YOUR GOAL :: Look through the lines below and extract any with the word "icon".

------ INFORMATION SUPPLIED ------

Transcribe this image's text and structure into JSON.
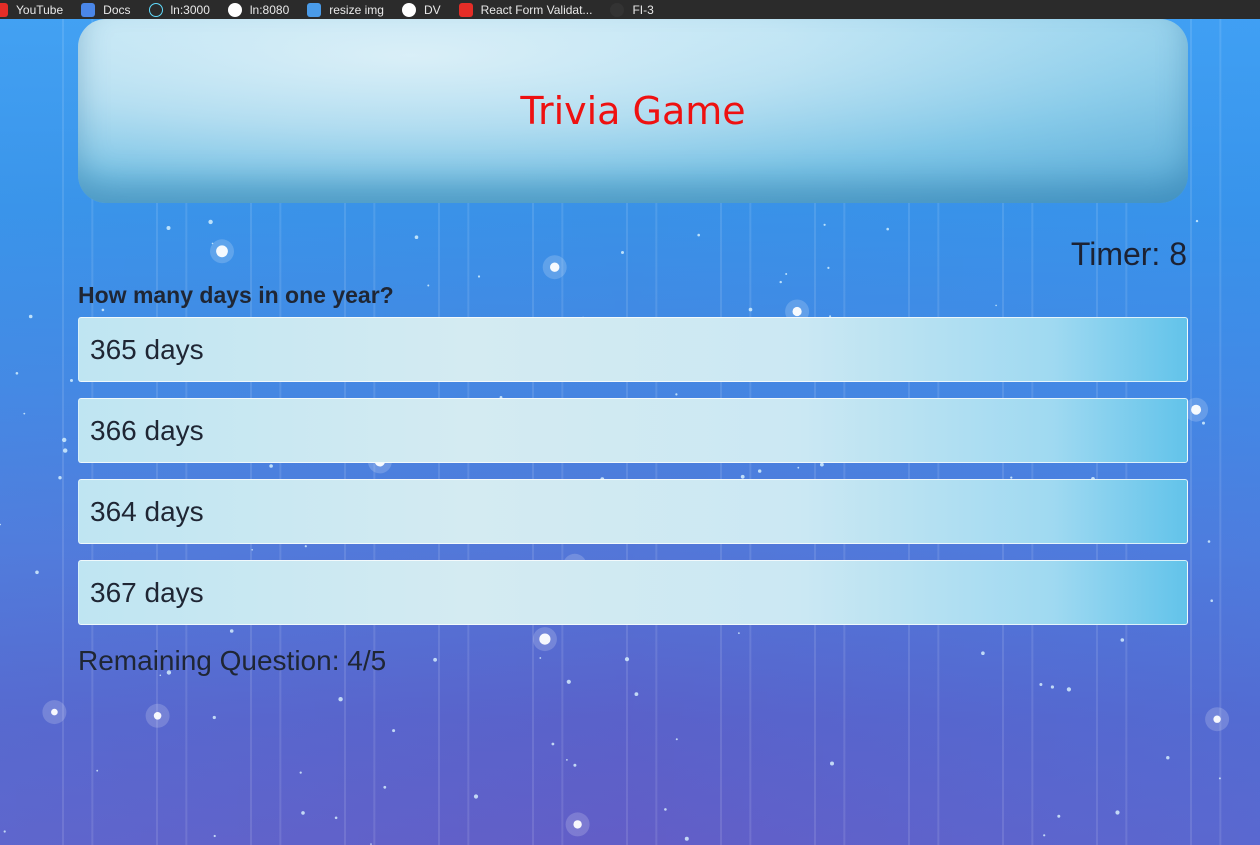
{
  "bookmarks": [
    {
      "label": "YouTube",
      "icon": "youtube-icon",
      "color": "#e52d27"
    },
    {
      "label": "Docs",
      "icon": "docs-icon",
      "color": "#4a86e8"
    },
    {
      "label": "ln:3000",
      "icon": "react-icon",
      "color": "#61dafb"
    },
    {
      "label": "ln:8080",
      "icon": "globe-icon",
      "color": "#ffffff"
    },
    {
      "label": "resize img",
      "icon": "image-icon",
      "color": "#4a9be8"
    },
    {
      "label": "DV",
      "icon": "globe-icon",
      "color": "#ffffff"
    },
    {
      "label": "React Form Validat...",
      "icon": "youtube-icon",
      "color": "#e52d27"
    },
    {
      "label": "FI-3",
      "icon": "github-icon",
      "color": "#333333"
    }
  ],
  "header": {
    "title": "Trivia Game",
    "title_color": "#ee1111"
  },
  "timer": {
    "text": "Timer: 8"
  },
  "question": {
    "text": "How many days in one year?"
  },
  "answers": [
    {
      "label": "365 days"
    },
    {
      "label": "366 days"
    },
    {
      "label": "364 days"
    },
    {
      "label": "367 days"
    }
  ],
  "progress": {
    "text": "Remaining Question: 4/5"
  }
}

------

REPLY TO THE TASK ::
      "icon": "youtube-icon",
      "icon": "docs-icon",
      "icon": "react-icon",
      "icon": "globe-icon",
      "icon": "image-icon",
      "icon": "globe-icon",
      "icon": "youtube-icon",
      "icon": "github-icon",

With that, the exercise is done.